● **What is required**:
Copy out each line exactly; pictures stay out of the copy.

● **Extracted information**:
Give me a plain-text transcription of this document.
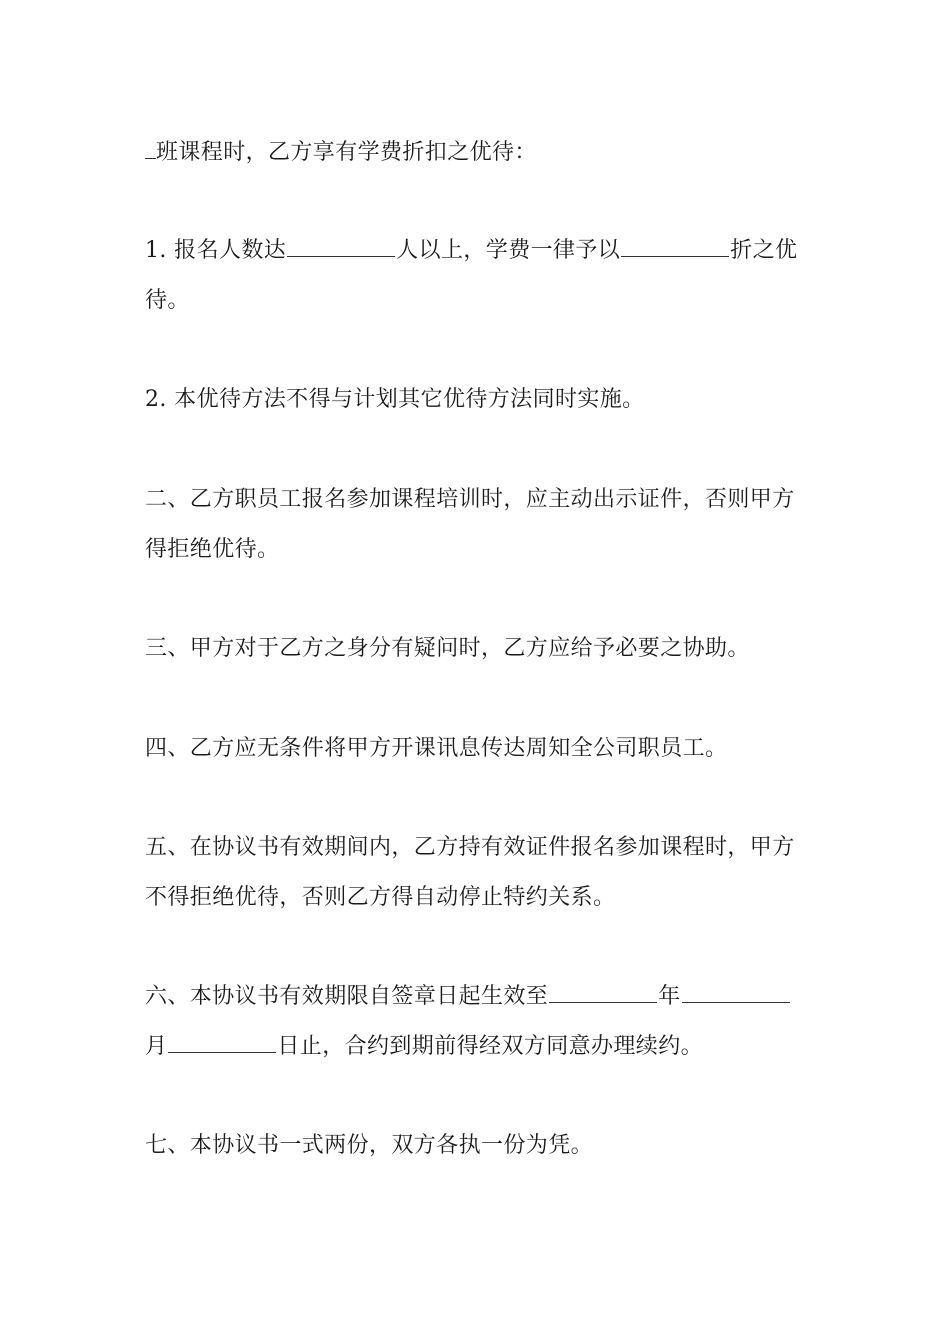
班课程时，乙方享有学费折扣之优待：
1. 报名人数达	人以上，学费一律予以	折之优
待。
2. 本优待方法不得与计划其它优待方法同时实施。
二、乙方职员工报名参加课程培训时，应主动出示证件，否则甲方
得拒绝优待。
三、甲方对于乙方之身分有疑问时，乙方应给予必要之协助。
四、乙方应无条件将甲方开课讯息传达周知全公司职员工。
五、在协议书有效期间内，乙方持有效证件报名参加课程时，甲方
不得拒绝优待，否则乙方得自动停止特约关系。
六、本协议书有效期限自签章日起生效至	年
月	日止，合约到期前得经双方同意办理续约。
七、本协议书一式两份，双方各执一份为凭。
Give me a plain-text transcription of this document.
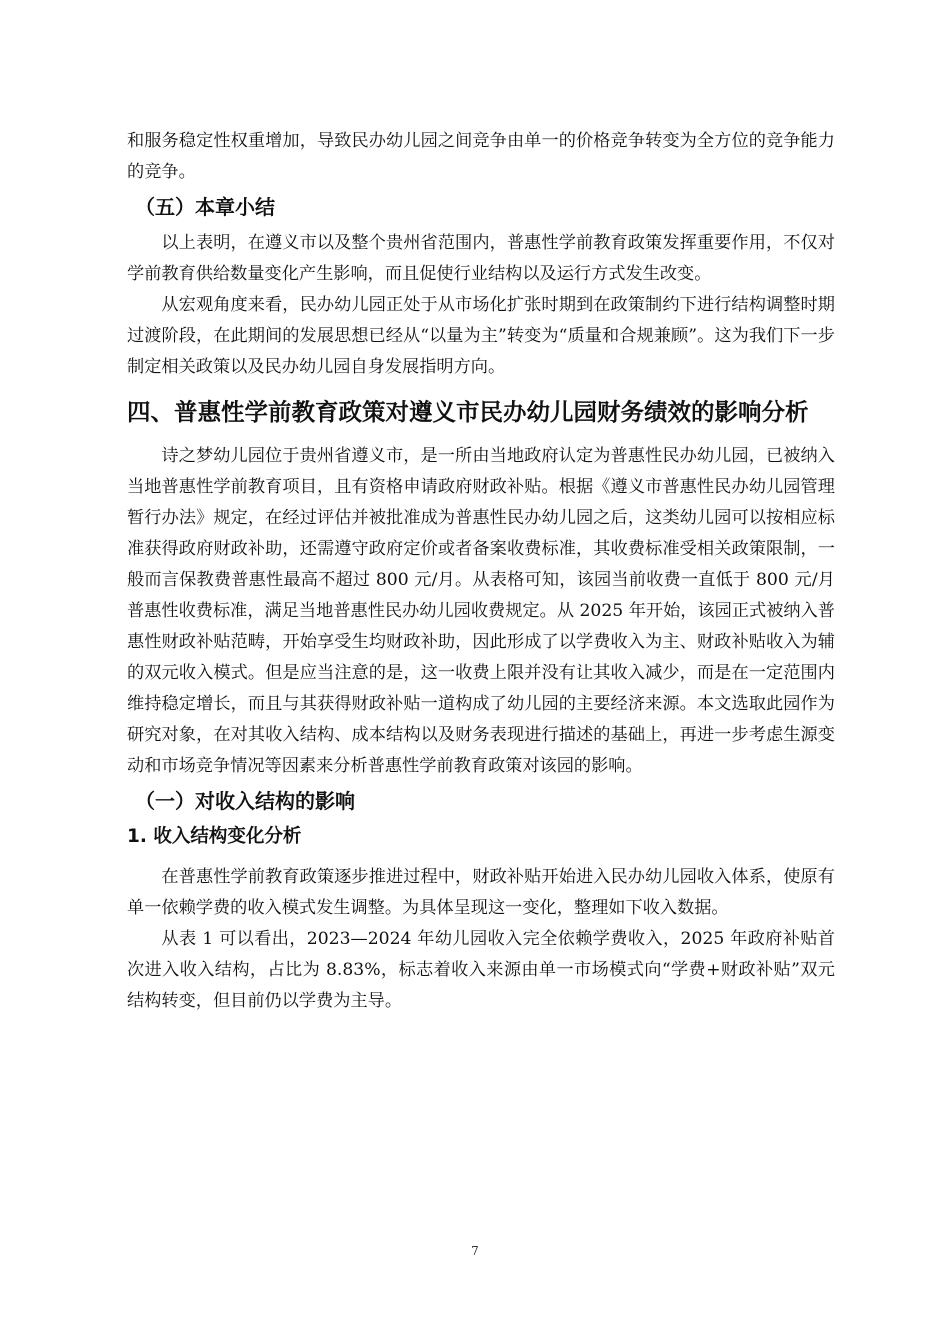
和服务稳定性权重增加，导致民办幼儿园之间竞争由单一的价格竞争转变为全方位的竞争能力的竞争。

（五）本章小结

以上表明，在遵义市以及整个贵州省范围内，普惠性学前教育政策发挥重要作用，不仅对学前教育供给数量变化产生影响，而且促使行业结构以及运行方式发生改变。

从宏观角度来看，民办幼儿园正处于从市场化扩张时期到在政策制约下进行结构调整时期过渡阶段，在此期间的发展思想已经从“以量为主”转变为“质量和合规兼顾”。这为我们下一步制定相关政策以及民办幼儿园自身发展指明方向。

四、普惠性学前教育政策对遵义市民办幼儿园财务绩效的影响分析

诗之梦幼儿园位于贵州省遵义市，是一所由当地政府认定为普惠性民办幼儿园，已被纳入当地普惠性学前教育项目，且有资格申请政府财政补贴。根据《遵义市普惠性民办幼儿园管理暂行办法》规定，在经过评估并被批准成为普惠性民办幼儿园之后，这类幼儿园可以按相应标准获得政府财政补助，还需遵守政府定价或者备案收费标准，其收费标准受相关政策限制，一般而言保教费普惠性最高不超过 800 元/月。从表格可知，该园当前收费一直低于 800 元/月普惠性收费标准，满足当地普惠性民办幼儿园收费规定。从 2025 年开始，该园正式被纳入普惠性财政补贴范畴，开始享受生均财政补助，因此形成了以学费收入为主、财政补贴收入为辅的双元收入模式。但是应当注意的是，这一收费上限并没有让其收入减少，而是在一定范围内维持稳定增长，而且与其获得财政补贴一道构成了幼儿园的主要经济来源。本文选取此园作为研究对象，在对其收入结构、成本结构以及财务表现进行描述的基础上，再进一步考虑生源变动和市场竞争情况等因素来分析普惠性学前教育政策对该园的影响。

（一）对收入结构的影响
1. 收入结构变化分析

在普惠性学前教育政策逐步推进过程中，财政补贴开始进入民办幼儿园收入体系，使原有单一依赖学费的收入模式发生调整。为具体呈现这一变化，整理如下收入数据。

从表 1 可以看出，2023—2024 年幼儿园收入完全依赖学费收入，2025 年政府补贴首次进入收入结构，占比为 8.83%，标志着收入来源由单一市场模式向“学费+财政补贴”双元结构转变，但目前仍以学费为主导。

7
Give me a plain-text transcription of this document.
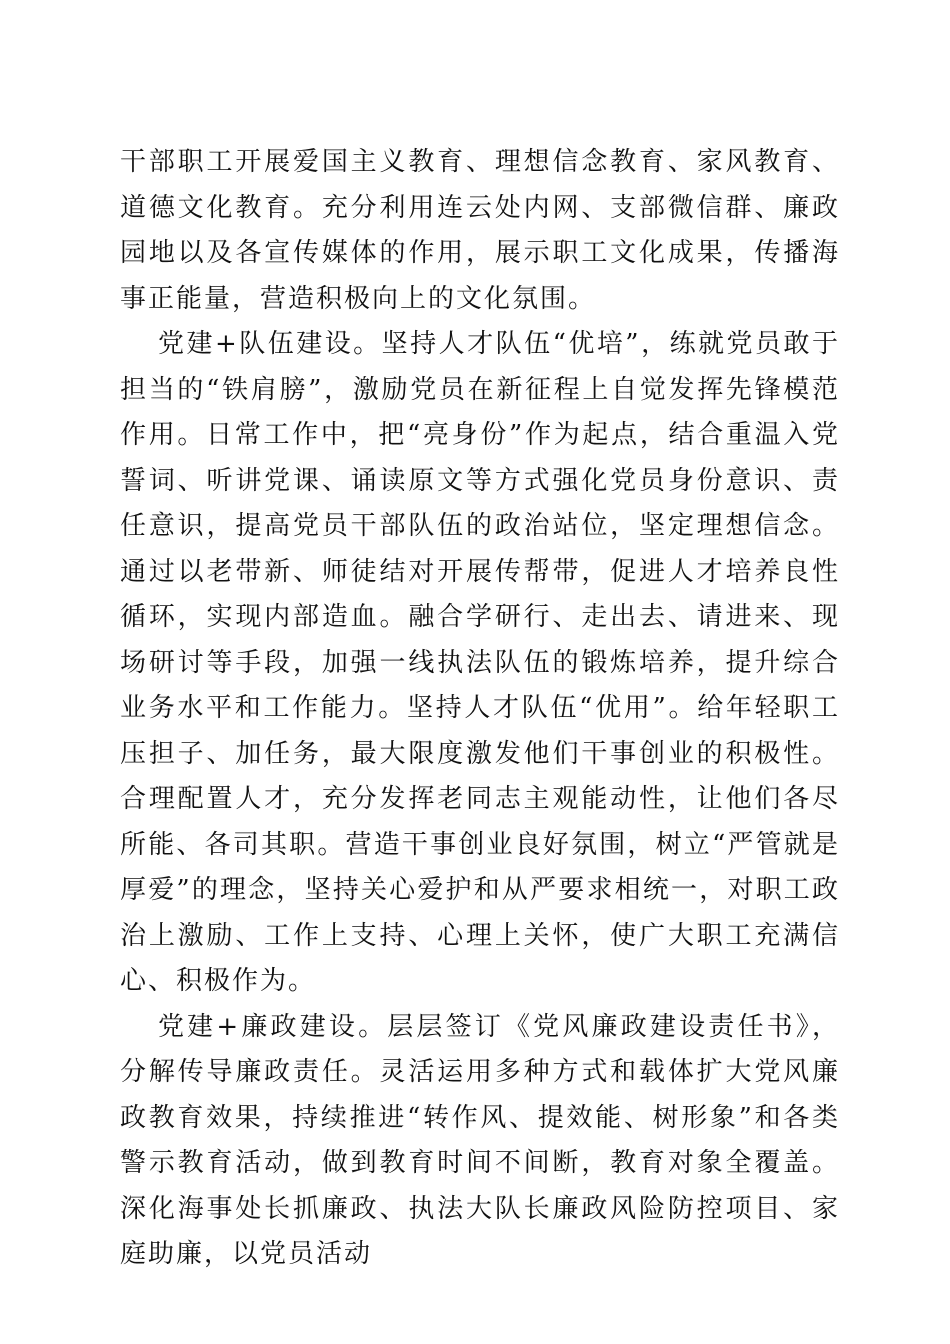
干部职工开展爱国主义教育、理想信念教育、家风教育、道德文化教育。充分利用连云处内网、支部微信群、廉政园地以及各宣传媒体的作用，展示职工文化成果，传播海事正能量，营造积极向上的文化氛围。

党建+队伍建设。坚持人才队伍“优培”，练就党员敢于担当的“铁肩膀”，激励党员在新征程上自觉发挥先锋模范作用。日常工作中，把“亮身份”作为起点，结合重温入党誓词、听讲党课、诵读原文等方式强化党员身份意识、责任意识，提高党员干部队伍的政治站位，坚定理想信念。通过以老带新、师徒结对开展传帮带，促进人才培养良性循环，实现内部造血。融合学研行、走出去、请进来、现场研讨等手段，加强一线执法队伍的锻炼培养，提升综合业务水平和工作能力。坚持人才队伍“优用”。给年轻职工压担子、加任务，最大限度激发他们干事创业的积极性。合理配置人才，充分发挥老同志主观能动性，让他们各尽所能、各司其职。营造干事创业良好氛围，树立“严管就是厚爱”的理念，坚持关心爱护和从严要求相统一，对职工政治上激励、工作上支持、心理上关怀，使广大职工充满信心、积极作为。

党建+廉政建设。层层签订《党风廉政建设责任书》，分解传导廉政责任。灵活运用多种方式和载体扩大党风廉政教育效果，持续推进“转作风、提效能、树形象”和各类警示教育活动，做到教育时间不间断，教育对象全覆盖。深化海事处长抓廉政、执法大队长廉政风险防控项目、家庭助廉，以党员活动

● **Full response**:
Give me a plain-text transcription of this document.
班课程时，乙方享有学费折扣之优待：
1. 报名人数达	人以上，学费一律予以	折之优
待。
2. 本优待方法不得与计划其它优待方法同时实施。
二、乙方职员工报名参加课程培训时，应主动出示证件，否则甲方
得拒绝优待。
三、甲方对于乙方之身分有疑问时，乙方应给予必要之协助。
四、乙方应无条件将甲方开课讯息传达周知全公司职员工。
五、在协议书有效期间内，乙方持有效证件报名参加课程时，甲方
不得拒绝优待，否则乙方得自动停止特约关系。
六、本协议书有效期限自签章日起生效至	年
月	日止，合约到期前得经双方同意办理续约。
七、本协议书一式两份，双方各执一份为凭。
Give me a plain-text transcription of this document.
和服务稳定性权重增加，导致民办幼儿园之间竞争由单一的价格竞争转变为全方位的竞争能力的竞争。

（五）本章小结

以上表明，在遵义市以及整个贵州省范围内，普惠性学前教育政策发挥重要作用，不仅对学前教育供给数量变化产生影响，而且促使行业结构以及运行方式发生改变。

从宏观角度来看，民办幼儿园正处于从市场化扩张时期到在政策制约下进行结构调整时期过渡阶段，在此期间的发展思想已经从“以量为主”转变为“质量和合规兼顾”。这为我们下一步制定相关政策以及民办幼儿园自身发展指明方向。

四、普惠性学前教育政策对遵义市民办幼儿园财务绩效的影响分析

诗之梦幼儿园位于贵州省遵义市，是一所由当地政府认定为普惠性民办幼儿园，已被纳入当地普惠性学前教育项目，且有资格申请政府财政补贴。根据《遵义市普惠性民办幼儿园管理暂行办法》规定，在经过评估并被批准成为普惠性民办幼儿园之后，这类幼儿园可以按相应标准获得政府财政补助，还需遵守政府定价或者备案收费标准，其收费标准受相关政策限制，一般而言保教费普惠性最高不超过 800 元/月。从表格可知，该园当前收费一直低于 800 元/月普惠性收费标准，满足当地普惠性民办幼儿园收费规定。从 2025 年开始，该园正式被纳入普惠性财政补贴范畴，开始享受生均财政补助，因此形成了以学费收入为主、财政补贴收入为辅的双元收入模式。但是应当注意的是，这一收费上限并没有让其收入减少，而是在一定范围内维持稳定增长，而且与其获得财政补贴一道构成了幼儿园的主要经济来源。本文选取此园作为研究对象，在对其收入结构、成本结构以及财务表现进行描述的基础上，再进一步考虑生源变动和市场竞争情况等因素来分析普惠性学前教育政策对该园的影响。

（一）对收入结构的影响
1. 收入结构变化分析

在普惠性学前教育政策逐步推进过程中，财政补贴开始进入民办幼儿园收入体系，使原有单一依赖学费的收入模式发生调整。为具体呈现这一变化，整理如下收入数据。

从表 1 可以看出，2023—2024 年幼儿园收入完全依赖学费收入，2025 年政府补贴首次进入收入结构，占比为 8.83%，标志着收入来源由单一市场模式向“学费+财政补贴”双元结构转变，但目前仍以学费为主导。

7
Give me a plain-text transcription of this document.
干部职工开展爱国主义教育、理想信念教育、家风教育、道德文化教育。充分利用连云处内网、支部微信群、廉政园地以及各宣传媒体的作用，展示职工文化成果，传播海事正能量，营造积极向上的文化氛围。

党建+队伍建设。坚持人才队伍“优培”，练就党员敢于担当的“铁肩膀”，激励党员在新征程上自觉发挥先锋模范作用。日常工作中，把“亮身份”作为起点，结合重温入党誓词、听讲党课、诵读原文等方式强化党员身份意识、责任意识，提高党员干部队伍的政治站位，坚定理想信念。通过以老带新、师徒结对开展传帮带，促进人才培养良性循环，实现内部造血。融合学研行、走出去、请进来、现场研讨等手段，加强一线执法队伍的锻炼培养，提升综合业务水平和工作能力。坚持人才队伍“优用”。给年轻职工压担子、加任务，最大限度激发他们干事创业的积极性。合理配置人才，充分发挥老同志主观能动性，让他们各尽所能、各司其职。营造干事创业良好氛围，树立“严管就是厚爱”的理念，坚持关心爱护和从严要求相统一，对职工政治上激励、工作上支持、心理上关怀，使广大职工充满信心、积极作为。

党建+廉政建设。层层签订《党风廉政建设责任书》，分解传导廉政责任。灵活运用多种方式和载体扩大党风廉政教育效果，持续推进“转作风、提效能、树形象”和各类警示教育活动，做到教育时间不间断，教育对象全覆盖。深化海事处长抓廉政、执法大队长廉政风险防控项目、家庭助廉，以党员活动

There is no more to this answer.